■ Record set ■

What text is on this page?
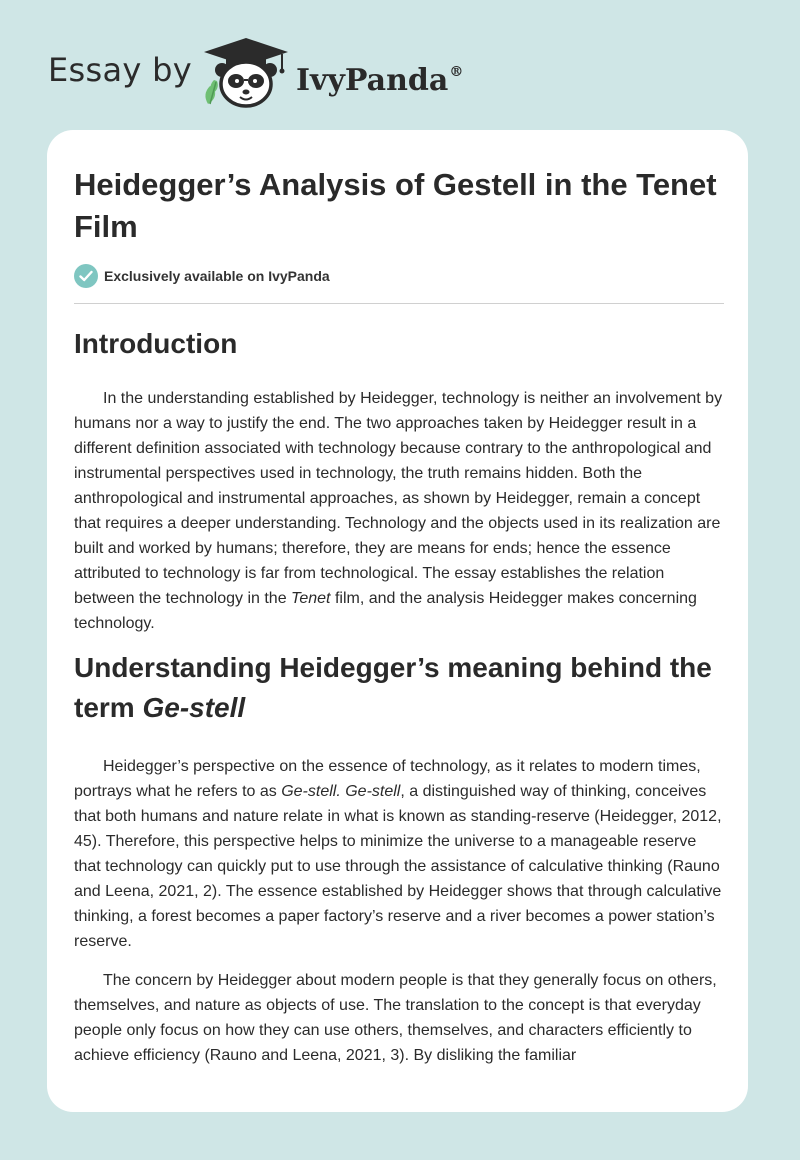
Essay by	IvyPanda®
Heidegger’s Analysis of Gestell in the Tenet Film
Exclusively available on IvyPanda
Introduction

In the understanding established by Heidegger, technology is neither an involvement by humans nor a way to justify the end. The two approaches taken by Heidegger result in a different definition associated with technology because contrary to the anthropological and instrumental perspectives used in technology, the truth remains hidden. Both the anthropological and instrumental approaches, as shown by Heidegger, remain a concept that requires a deeper understanding. Technology and the objects used in its realization are built and worked by humans; therefore, they are means for ends; hence the essence attributed to technology is far from technological. The essay establishes the relation between the technology in the Tenet film, and the analysis Heidegger makes concerning technology.

Understanding Heidegger’s meaning behind the term Ge-stell

Heidegger’s perspective on the essence of technology, as it relates to modern times, portrays what he refers to as Ge-stell. Ge-stell, a distinguished way of thinking, conceives that both humans and nature relate in what is known as standing-reserve (Heidegger, 2012, 45). Therefore, this perspective helps to minimize the universe to a manageable reserve that technology can quickly put to use through the assistance of calculative thinking (Rauno and Leena, 2021, 2). The essence established by Heidegger shows that through calculative thinking, a forest becomes a paper factory’s reserve and a river becomes a power station’s reserve.

The concern by Heidegger about modern people is that they generally focus on others, themselves, and nature as objects of use. The translation to the concept is that everyday people only focus on how they can use others, themselves, and characters efficiently to achieve efficiency (Rauno and Leena, 2021, 3). By disliking the familiar
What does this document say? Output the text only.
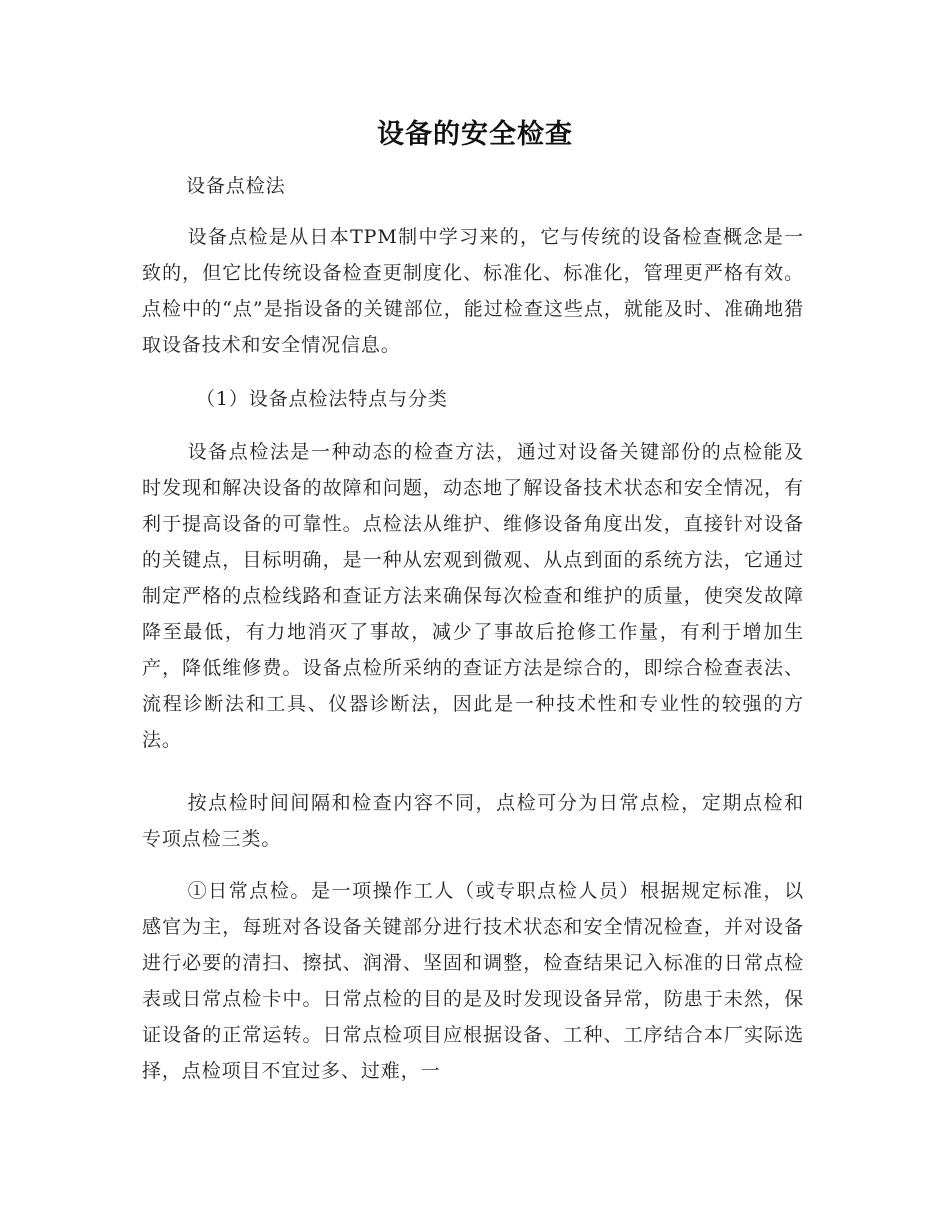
设备的安全检查

设备点检法

设备点检是从日本TPM制中学习来的，它与传统的设备检查概念是一致的，但它比传统设备检查更制度化、标准化、标准化，管理更严格有效。点检中的“点”是指设备的关键部位，能过检查这些点，就能及时、准确地猎取设备技术和安全情况信息。

（1）设备点检法特点与分类

设备点检法是一种动态的检查方法，通过对设备关键部份的点检能及时发现和解决设备的故障和问题，动态地了解设备技术状态和安全情况，有利于提高设备的可靠性。点检法从维护、维修设备角度出发，直接针对设备的关键点，目标明确，是一种从宏观到微观、从点到面的系统方法，它通过制定严格的点检线路和查证方法来确保每次检查和维护的质量，使突发故障降至最低，有力地消灭了事故，减少了事故后抢修工作量，有利于增加生产，降低维修费。设备点检所采纳的查证方法是综合的，即综合检查表法、流程诊断法和工具、仪器诊断法，因此是一种技术性和专业性的较强的方法。

按点检时间间隔和检查内容不同，点检可分为日常点检，定期点检和专项点检三类。

①日常点检。是一项操作工人（或专职点检人员）根据规定标准，以感官为主，每班对各设备关键部分进行技术状态和安全情况检查，并对设备进行必要的清扫、擦拭、润滑、坚固和调整，检查结果记入标准的日常点检表或日常点检卡中。日常点检的目的是及时发现设备异常，防患于未然，保证设备的正常运转。日常点检项目应根据设备、工种、工序结合本厂实际选择，点检项目不宜过多、过难，一
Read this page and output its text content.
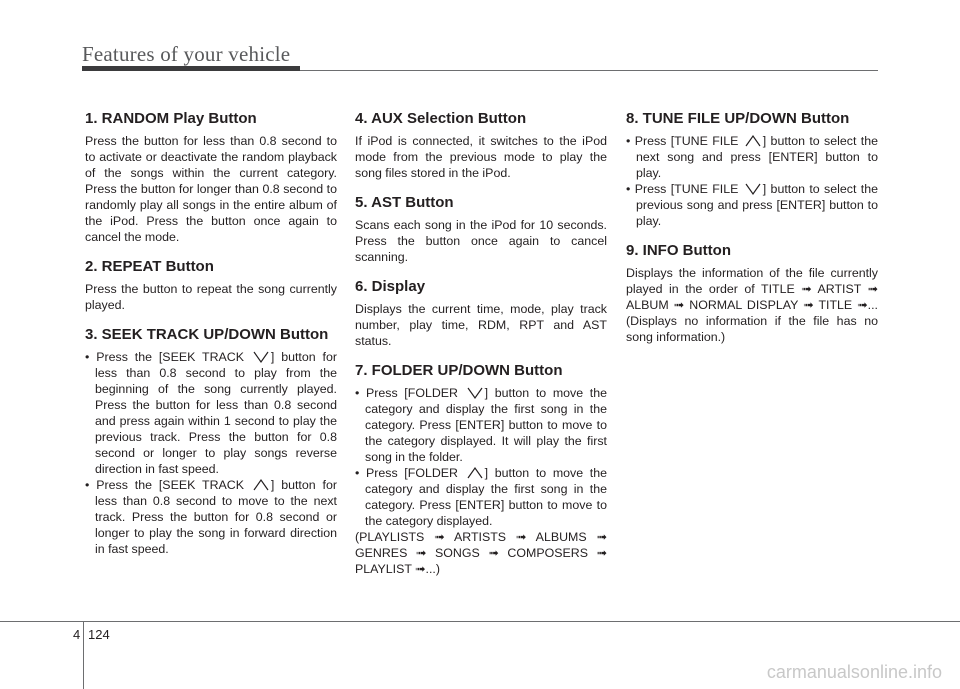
Features of your vehicle
1. RANDOM Play Button

Press the button for less than 0.8 second to to activate or deactivate the random playback of the songs within the current category. Press the button for longer than 0.8 second to randomly play all songs in the entire album of the iPod. Press the button once again to cancel the mode.

2. REPEAT Button

Press the button to repeat the song currently played.

3. SEEK TRACK UP/DOWN Button
• Press the [SEEK TRACK ] button for less than 0.8 second to play from the beginning of the song currently played. Press the button for less than 0.8 second and press again within 1 second to play the previous track. Press the button for 0.8 second or longer to play songs reverse direction in fast speed.
• Press the [SEEK TRACK ] button for less than 0.8 second to move to the next track. Press the button for 0.8 second or longer to play the song in forward direction in fast speed.
4. AUX Selection Button

If iPod is connected, it switches to the iPod mode from the previous mode to play the song files stored in the iPod.

5. AST Button

Scans each song in the iPod for 10 seconds. Press the button once again to cancel scanning.

6. Display

Displays the current time, mode, play track number, play time, RDM, RPT and AST status.

7. FOLDER UP/DOWN Button
• Press [FOLDER ] button to move the category and display the first song in the category. Press [ENTER] button to move to the category displayed. It will play the first song in the folder.
• Press [FOLDER ] button to move the category and display the first song in the category. Press [ENTER] button to move to the category displayed.

(PLAYLISTS ➟ ARTISTS ➟ ALBUMS ➟ GENRES ➟ SONGS ➟ COMPOSERS ➟ PLAYLIST ➟...)

8. TUNE FILE UP/DOWN Button
• Press [TUNE FILE ] button to select the next song and press [ENTER] button to play.
• Press [TUNE FILE ] button to select the previous song and press [ENTER] button to play.
9. INFO Button

Displays the information of the file currently played in the order of TITLE ➟ ARTIST ➟ ALBUM ➟ NORMAL DISPLAY ➟ TITLE ➟... (Displays no information if the file has no song information.)

4 124
carmanualsonline.info
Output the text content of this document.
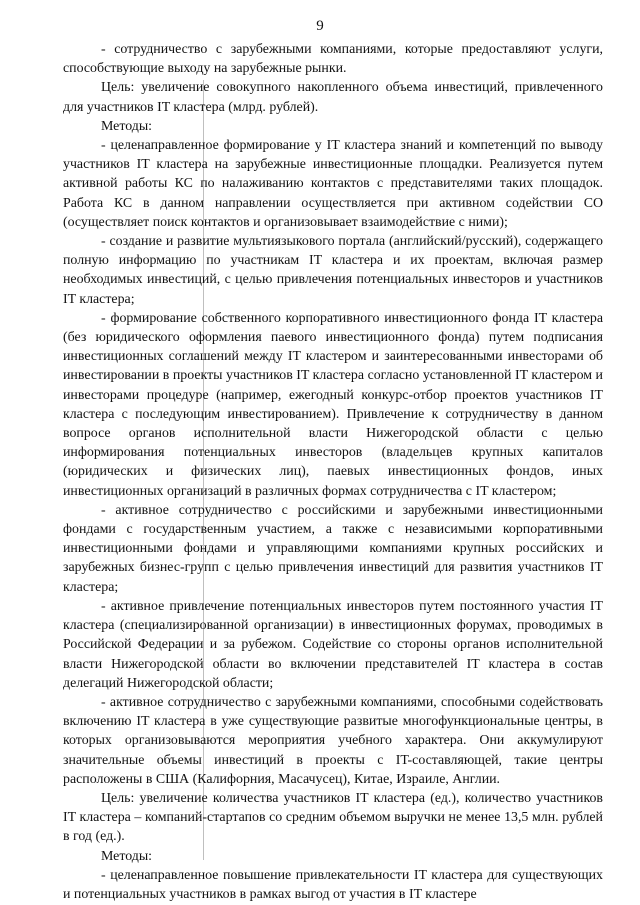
9

- сотрудничество с зарубежными компаниями, которые предоставляют услуги, способствующие выходу на зарубежные рынки.

Цель: увеличение совокупного накопленного объема инвестиций, привлеченного для участников IT кластера (млрд. рублей).

Методы:

- целенаправленное формирование у IT кластера знаний и компетенций по выводу участников IT кластера на зарубежные инвестиционные площадки. Реализуется путем активной работы КС по налаживанию контактов с представителями таких площадок. Работа КС в данном направлении осуществляется при активном содействии СО (осуществляет поиск контактов и организовывает взаимодействие с ними);

- создание и развитие мультиязыкового портала (английский/русский), содержащего полную информацию по участникам IT кластера и их проектам, включая размер необходимых инвестиций, с целью привлечения потенциальных инвесторов и участников IT кластера;

- формирование собственного корпоративного инвестиционного фонда IT кластера (без юридического оформления паевого инвестиционного фонда) путем подписания инвестиционных соглашений между IT кластером и заинтересованными инвесторами об инвестировании в проекты участников IT кластера согласно установленной IT кластером и инвесторами процедуре (например, ежегодный конкурс-отбор проектов участников IT кластера с последующим инвестированием). Привлечение к сотрудничеству в данном вопросе органов исполнительной власти Нижегородской области с целью информирования потенциальных инвесторов (владельцев крупных капиталов (юридических и физических лиц), паевых инвестиционных фондов, иных инвестиционных организаций в различных формах сотрудничества с IT кластером;

- активное сотрудничество с российскими и зарубежными инвестиционными фондами с государственным участием, а также с независимыми корпоративными инвестиционными фондами и управляющими компаниями крупных российских и зарубежных бизнес-групп с целью привлечения инвестиций для развития участников IT кластера;

- активное привлечение потенциальных инвесторов путем постоянного участия IT кластера (специализированной организации) в инвестиционных форумах, проводимых в Российской Федерации и за рубежом. Содействие со стороны органов исполнительной власти Нижегородской области во включении представителей IT кластера в состав делегаций Нижегородской области;

- активное сотрудничество с зарубежными компаниями, способными содействовать включению IT кластера в уже существующие развитые многофункциональные центры, в которых организовываются мероприятия учебного характера. Они аккумулируют значительные объемы инвестиций в проекты с IT-составляющей, такие центры расположены в США (Калифорния, Масачусец), Китае, Израиле, Англии.

Цель: увеличение количества участников IT кластера (ед.), количество участников IT кластера – компаний-стартапов со средним объемом выручки не менее 13,5 млн. рублей в год (ед.).

Методы:

- целенаправленное повышение привлекательности IT кластера для существующих и потенциальных участников в рамках выгод от участия в IT кластере
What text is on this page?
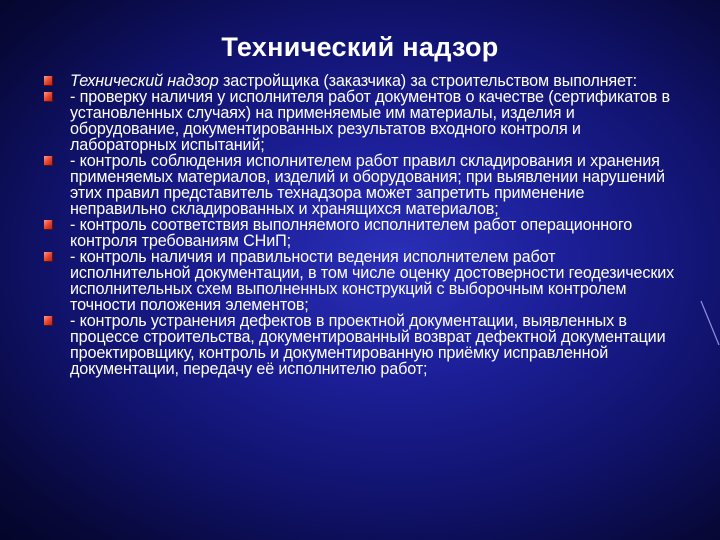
Технический надзор
Технический надзор застройщика (заказчика) за строительством выполняет:
- проверку наличия у исполнителя работ документов о качестве (сертификатов в установленных случаях) на применяемые им материалы, изделия и оборудование, документированных результатов входного контроля и лабораторных испытаний;
- контроль соблюдения исполнителем работ правил складирования и хранения применяемых материалов, изделий и оборудования; при выявлении нарушений этих правил представитель технадзора может запретить применение неправильно складированных и хранящихся материалов;
- контроль соответствия выполняемого исполнителем работ операционного контроля требованиям СНиП;
- контроль наличия и правильности ведения исполнителем работ исполнительной документации, в том числе оценку достоверности геодезических исполнительных схем выполненных конструкций с выборочным контролем точности положения элементов;
- контроль устранения дефектов в проектной документации, выявленных в процессе строительства, документированный возврат дефектной документации проектировщику, контроль и документированную приёмку исправленной документации, передачу её исполнителю работ;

■ Stated task ■
Lines containing the string "content" are to be selected and copied.

■ Output below ■
Read this page and output its text content.
Output the text content of this document.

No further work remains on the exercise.